== Task goal ==
Copy every line that contains the string "Chest" from the entries below.

== Records supplied ==
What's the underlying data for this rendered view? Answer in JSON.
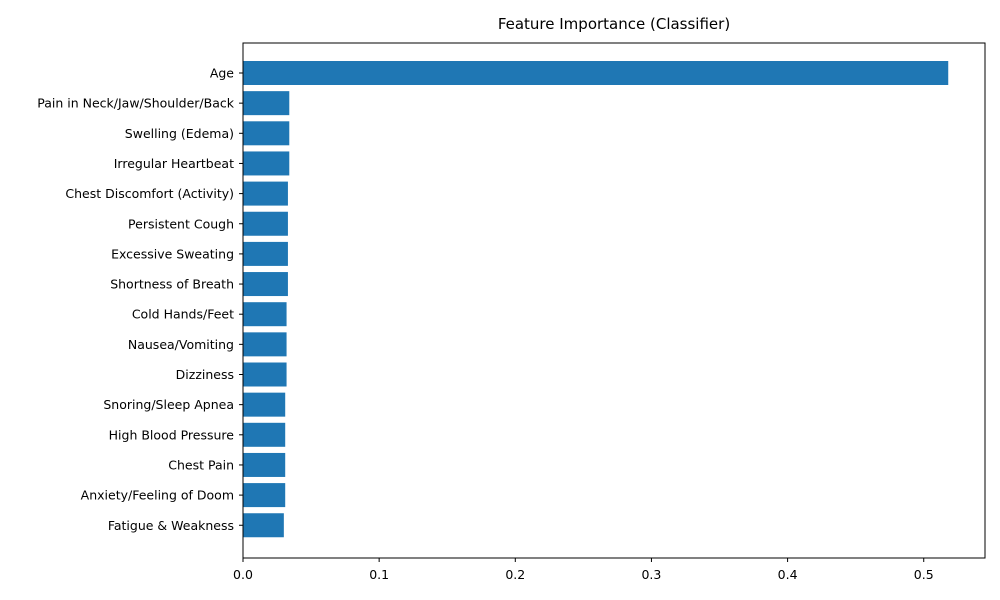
{
  "chart_data": {
    "type": "bar",
    "orientation": "horizontal",
    "title": "Feature Importance (Classifier)",
    "xlabel": "",
    "ylabel": "",
    "categories": [
      "Age",
      "Pain in Neck/Jaw/Shoulder/Back",
      "Swelling (Edema)",
      "Irregular Heartbeat",
      "Chest Discomfort (Activity)",
      "Persistent Cough",
      "Excessive Sweating",
      "Shortness of Breath",
      "Cold Hands/Feet",
      "Nausea/Vomiting",
      "Dizziness",
      "Snoring/Sleep Apnea",
      "High Blood Pressure",
      "Chest Pain",
      "Anxiety/Feeling of Doom",
      "Fatigue & Weakness"
    ],
    "values": [
      0.518,
      0.034,
      0.034,
      0.034,
      0.033,
      0.033,
      0.033,
      0.033,
      0.032,
      0.032,
      0.032,
      0.031,
      0.031,
      0.031,
      0.031,
      0.03
    ],
    "xlim": [
      0,
      0.545
    ],
    "xticks": [
      0.0,
      0.1,
      0.2,
      0.3,
      0.4,
      0.5
    ],
    "xtick_labels": [
      "0.0",
      "0.1",
      "0.2",
      "0.3",
      "0.4",
      "0.5"
    ],
    "bar_color": "#1f77b4",
    "grid": false,
    "legend": "none"
  }
}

== Correct output ==
      "Chest Discomfort (Activity)",
      "Chest Pain",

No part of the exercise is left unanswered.